Find the word "包含司机" in the data. Return every line where it appears.

===== MATERIAL FOR THE TASK

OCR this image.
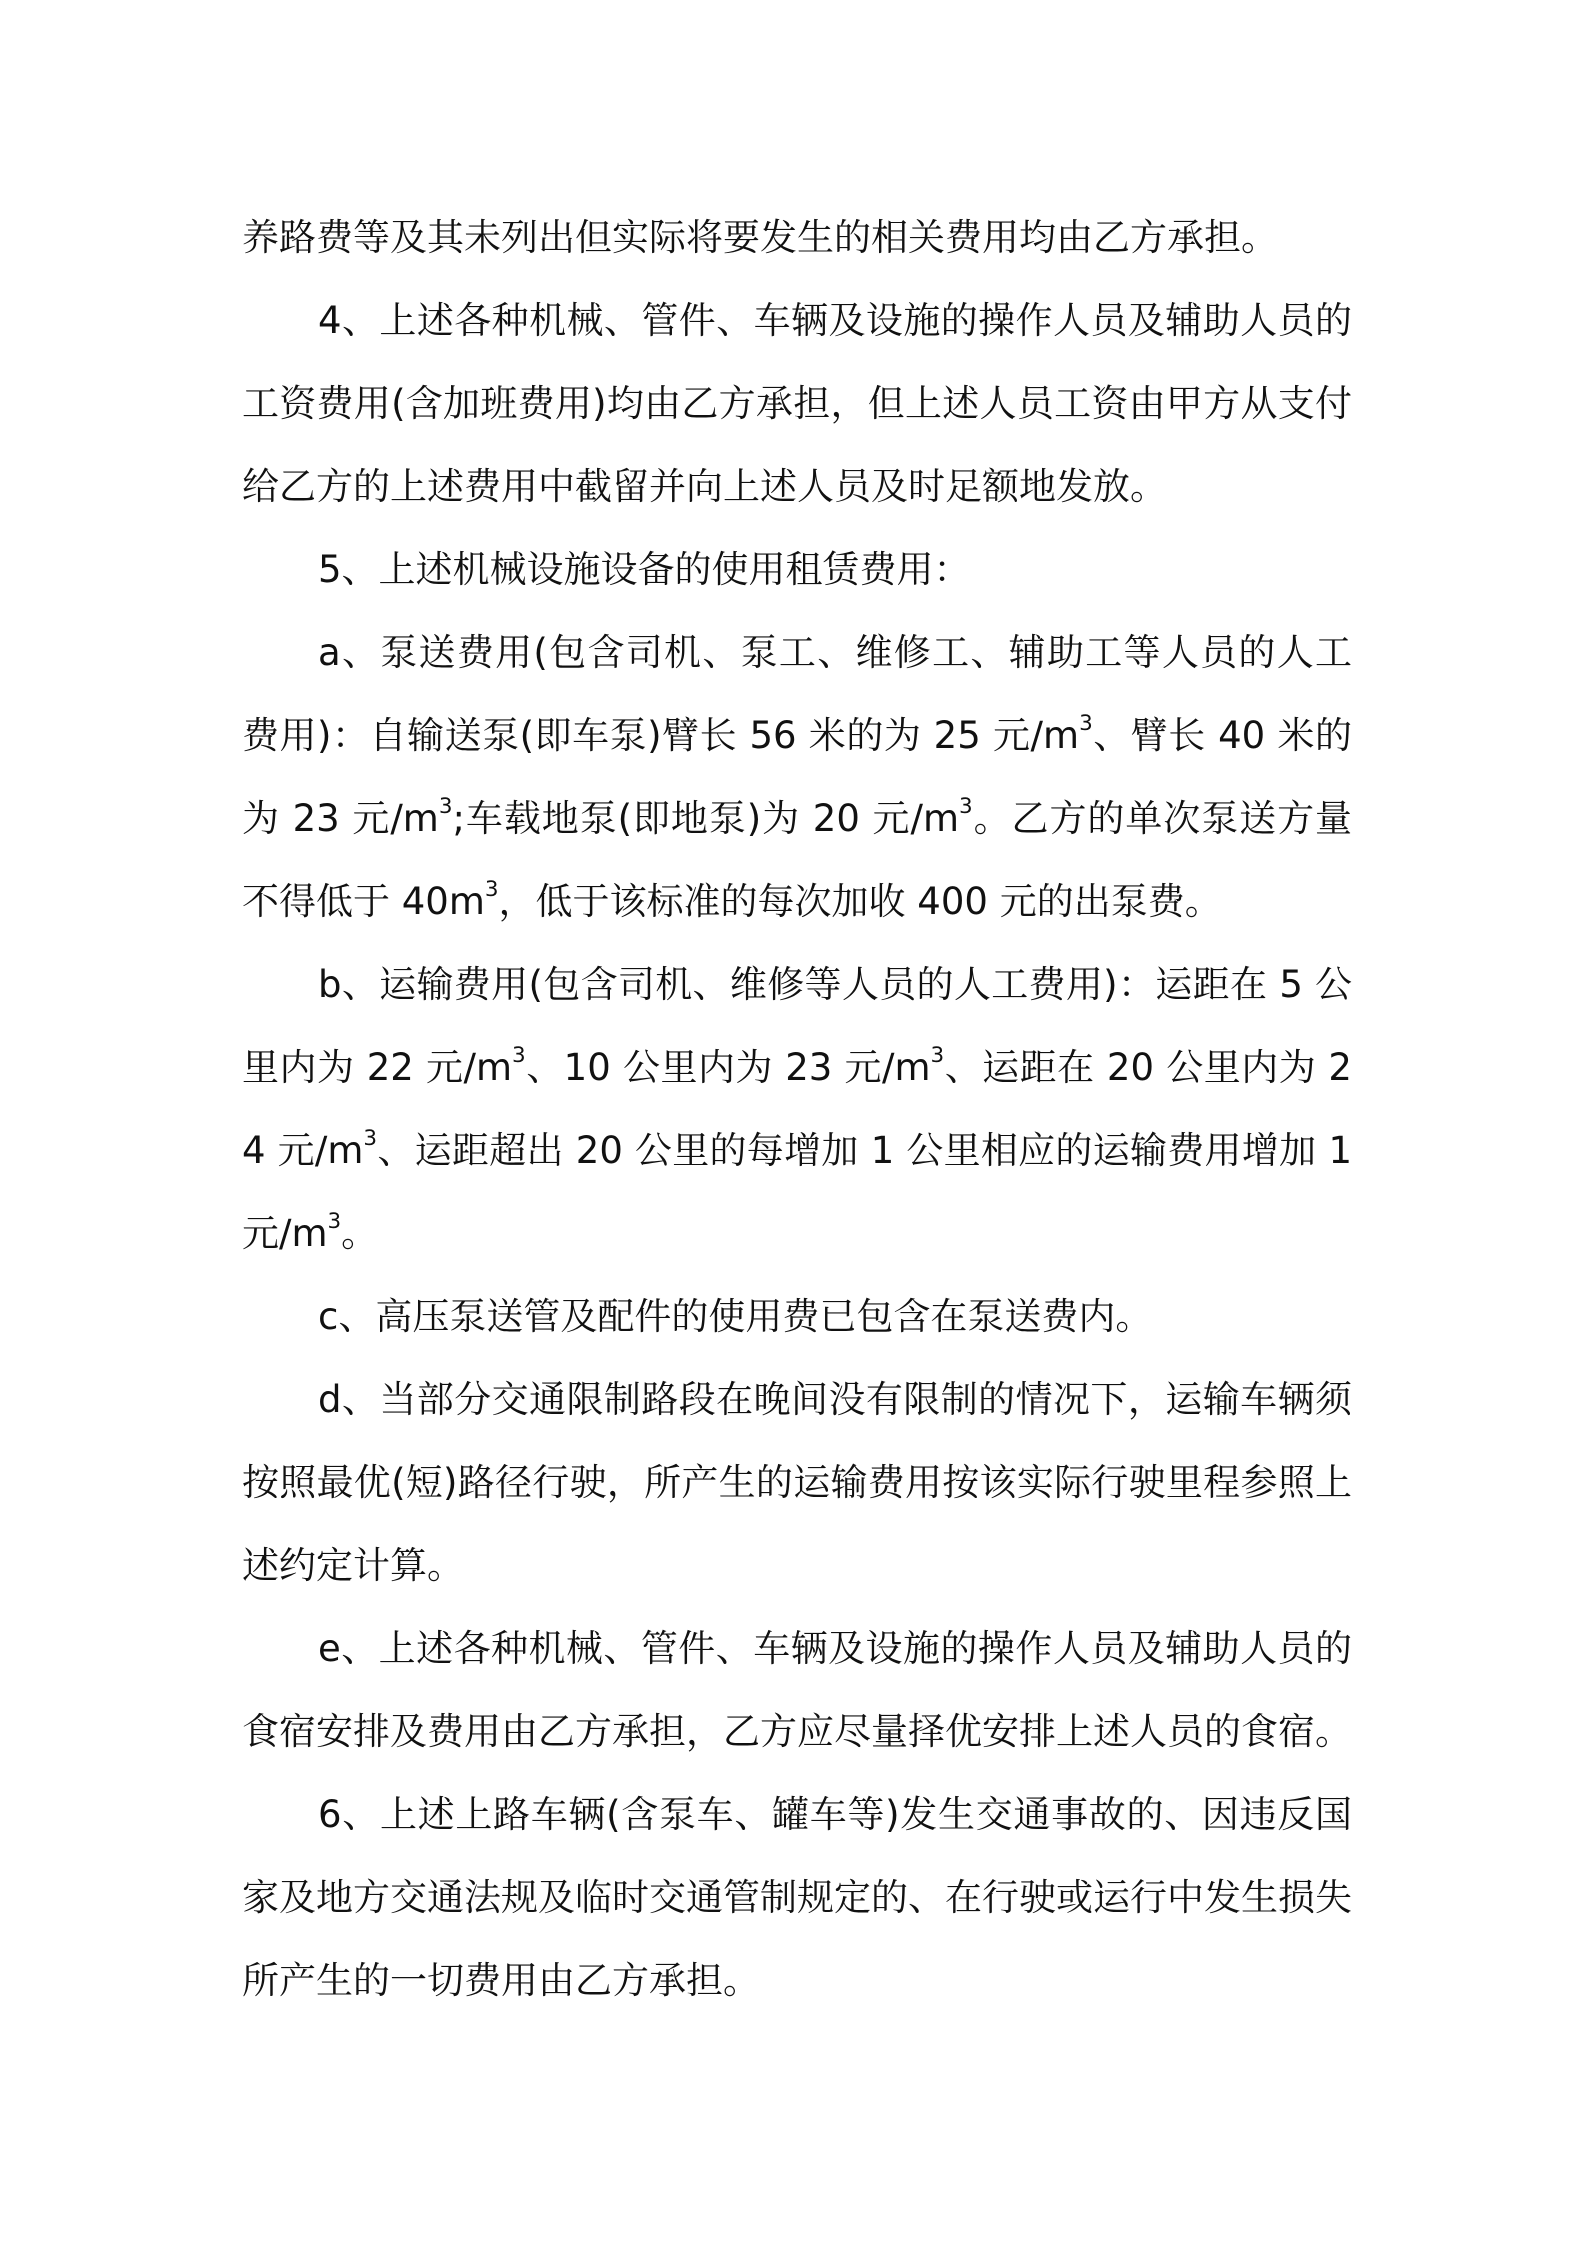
养路费等及其未列出但实际将要发生的相关费用均由乙方承担。

4、上述各种机械、管件、车辆及设施的操作人员及辅助人员的工资费用(含加班费用)均由乙方承担，但上述人员工资由甲方从支付给乙方的上述费用中截留并向上述人员及时足额地发放。

5、上述机械设施设备的使用租赁费用：

a、泵送费用(包含司机、泵工、维修工、辅助工等人员的人工费用)：自输送泵(即车泵)臂长 56 米的为 25 元$/m^3$、臂长 40 米的为 23 元$/m^3$;车载地泵(即地泵)为 20 元$/m^3$。乙方的单次泵送方量不得低于 $40m^3$，低于该标准的每次加收 400 元的出泵费。

b、运输费用(包含司机、维修等人员的人工费用)：运距在 5 公里内为 22 元$/m^3$、10 公里内为 23 元$/m^3$、运距在 20 公里内为 24 元$/m^3$、运距超出 20 公里的每增加 1 公里相应的运输费用增加 1 元$/m^3$。

c、高压泵送管及配件的使用费已包含在泵送费内。

d、当部分交通限制路段在晚间没有限制的情况下，运输车辆须按照最优(短)路径行驶，所产生的运输费用按该实际行驶里程参照上述约定计算。

e、上述各种机械、管件、车辆及设施的操作人员及辅助人员的食宿安排及费用由乙方承担，乙方应尽量择优安排上述人员的食宿。

6、上述上路车辆(含泵车、罐车等)发生交通事故的、因违反国家及地方交通法规及临时交通管制规定的、在行驶或运行中发生损失所产生的一切费用由乙方承担。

==========

**TASK SOLUTION:**
a、泵送费用(包含司机、泵工、维修工、辅助工等人员的人工费用)：自输送泵(即车泵)臂长 56 米的为 25 元$/m^3$、臂长 40 米的为 23 元$/m^3$;车载地泵(即地泵)为 20 元$/m^3$。乙方的单次泵送方量不得低于 $40m^3$，低于该标准的每次加收 400 元的出泵费。
b、运输费用(包含司机、维修等人员的人工费用)：运距在 5 公里内为 22 元$/m^3$、10 公里内为 23 元$/m^3$、运距在 20 公里内为 24 元$/m^3$、运距超出 20 公里的每增加 1 公里相应的运输费用增加 1 元$/m^3$。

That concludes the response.